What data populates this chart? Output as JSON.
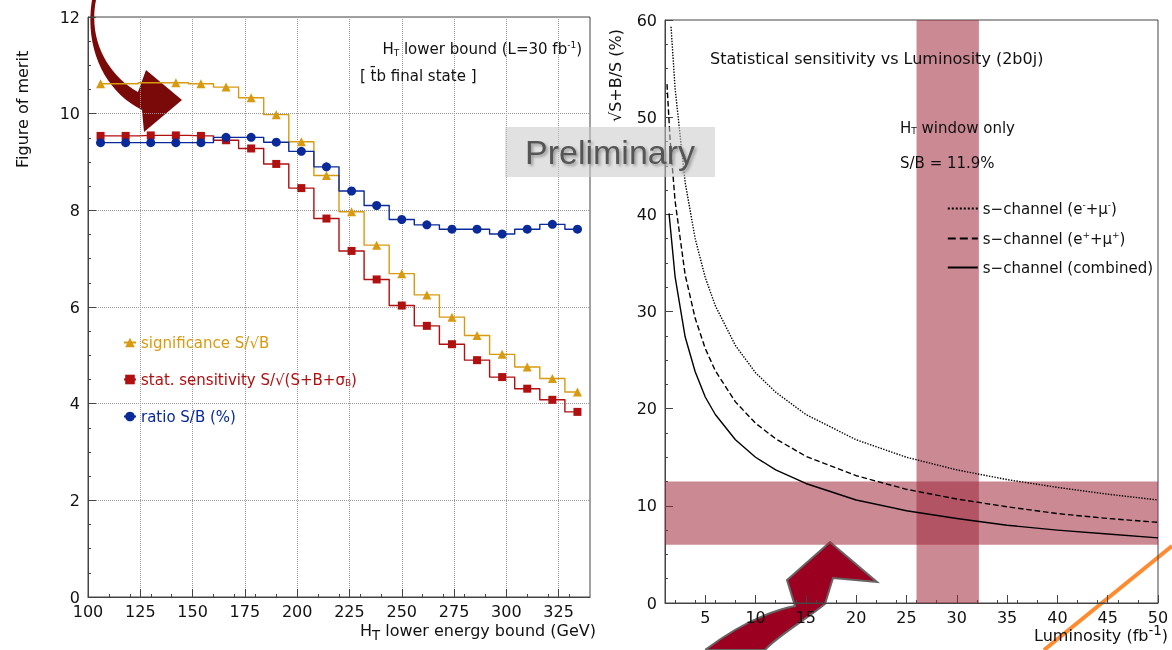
{
  "chart_data": [
    {
      "type": "step",
      "xlabel": "H$_{T}$ lower energy bound (GeV)",
      "ylabel": "Figure of merit",
      "annotations": [
        "H$_{T}$ lower bound (L=30 fb$^{-1}$)",
        "[ t̄b final state ]"
      ],
      "x": [
        106,
        118,
        130,
        142,
        154,
        166,
        178,
        190,
        202,
        214,
        226,
        238,
        250,
        262,
        274,
        286,
        298,
        310,
        322,
        334
      ],
      "xlim": [
        100,
        340
      ],
      "xticks": [
        100,
        125,
        150,
        175,
        200,
        225,
        250,
        275,
        300,
        325
      ],
      "ylim": [
        0,
        12
      ],
      "yticks": [
        0,
        2,
        4,
        6,
        8,
        10,
        12
      ],
      "grid": true,
      "legend": "left",
      "series": [
        {
          "name": "significance S/√B",
          "color": "#d89a10",
          "marker": "triangle",
          "values": [
            10.62,
            null,
            null,
            10.64,
            10.62,
            10.55,
            10.33,
            9.98,
            9.42,
            8.72,
            7.97,
            7.28,
            6.69,
            6.25,
            5.79,
            5.41,
            5.02,
            4.76,
            4.52,
            4.24
          ]
        },
        {
          "name": "stat. sensitivity S/√(S+B+σ$_{B}$)",
          "color": "#b01010",
          "marker": "square",
          "values": [
            9.54,
            9.54,
            9.55,
            9.55,
            9.54,
            9.45,
            9.28,
            8.96,
            8.46,
            7.83,
            7.16,
            6.57,
            6.03,
            5.61,
            5.23,
            4.9,
            4.55,
            4.31,
            4.08,
            3.83
          ]
        },
        {
          "name": "ratio S/B (%)",
          "color": "#0a2a9a",
          "marker": "circle",
          "values": [
            9.4,
            9.4,
            9.4,
            9.4,
            9.4,
            9.51,
            9.51,
            9.41,
            9.22,
            8.9,
            8.4,
            8.1,
            7.81,
            7.7,
            7.61,
            7.61,
            7.51,
            7.61,
            7.71,
            7.61
          ]
        }
      ]
    },
    {
      "type": "line",
      "title": "Statistical sensitivity vs Luminosity (2b0j)",
      "xlabel": "Luminosity (fb$^{-1}$)",
      "ylabel": "√S+B/S (%)",
      "annotations": [
        "H$_{T}$ window only",
        "S/B = 11.9%",
        "Preliminary"
      ],
      "xlim": [
        1,
        50
      ],
      "xticks": [
        5,
        10,
        15,
        20,
        25,
        30,
        35,
        40,
        45,
        50
      ],
      "ylim": [
        0,
        60
      ],
      "yticks": [
        0,
        10,
        20,
        30,
        40,
        50,
        60
      ],
      "grid": false,
      "legend": "top right",
      "marker": "none",
      "bands": [
        {
          "axis": "y",
          "from": 6,
          "to": 12.5,
          "color": "#a0283c"
        },
        {
          "axis": "x",
          "from": 26,
          "to": 32.2,
          "color": "#a0283c"
        }
      ],
      "series": [
        {
          "name": "s−channel (e$^{-}$+μ$^{-}$)",
          "color": "#000000",
          "line_style": "dotted",
          "x": [
            1.6,
            2,
            3,
            4,
            5,
            6,
            8,
            10,
            12,
            15,
            20,
            25,
            30,
            35,
            40,
            45,
            50
          ],
          "values": [
            59.3,
            53,
            43.3,
            37.5,
            33.5,
            30.6,
            26.5,
            23.7,
            21.7,
            19.4,
            16.8,
            15,
            13.7,
            12.7,
            11.9,
            11.2,
            10.6
          ]
        },
        {
          "name": "s−channel (e$^{+}$+μ$^{+}$)",
          "color": "#000000",
          "line_style": "dashed",
          "x": [
            1.2,
            1.5,
            2,
            3,
            4,
            5,
            6,
            8,
            10,
            12,
            15,
            20,
            25,
            30,
            35,
            40,
            45,
            50
          ],
          "values": [
            53.4,
            47.8,
            41.4,
            33.8,
            29.3,
            26.2,
            23.9,
            20.7,
            18.5,
            16.9,
            15.1,
            13.1,
            11.7,
            10.7,
            9.9,
            9.2,
            8.7,
            8.3
          ]
        },
        {
          "name": "s−channel (combined)",
          "color": "#000000",
          "line_style": "solid",
          "x": [
            1.4,
            2,
            3,
            4,
            5,
            6,
            8,
            10,
            12,
            15,
            20,
            25,
            30,
            35,
            40,
            45,
            50
          ],
          "values": [
            40.1,
            33.6,
            27.4,
            23.8,
            21.2,
            19.4,
            16.8,
            15,
            13.7,
            12.3,
            10.6,
            9.5,
            8.7,
            8,
            7.5,
            7.1,
            6.7
          ]
        }
      ]
    }
  ]
}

-*-*-

Prompt – Which lines include "Luminosity"? Copy each of them out.

Correct output –
      "title": "Statistical sensitivity vs Luminosity (2b0j)",
      "xlabel": "Luminosity (fb$^{-1}$)",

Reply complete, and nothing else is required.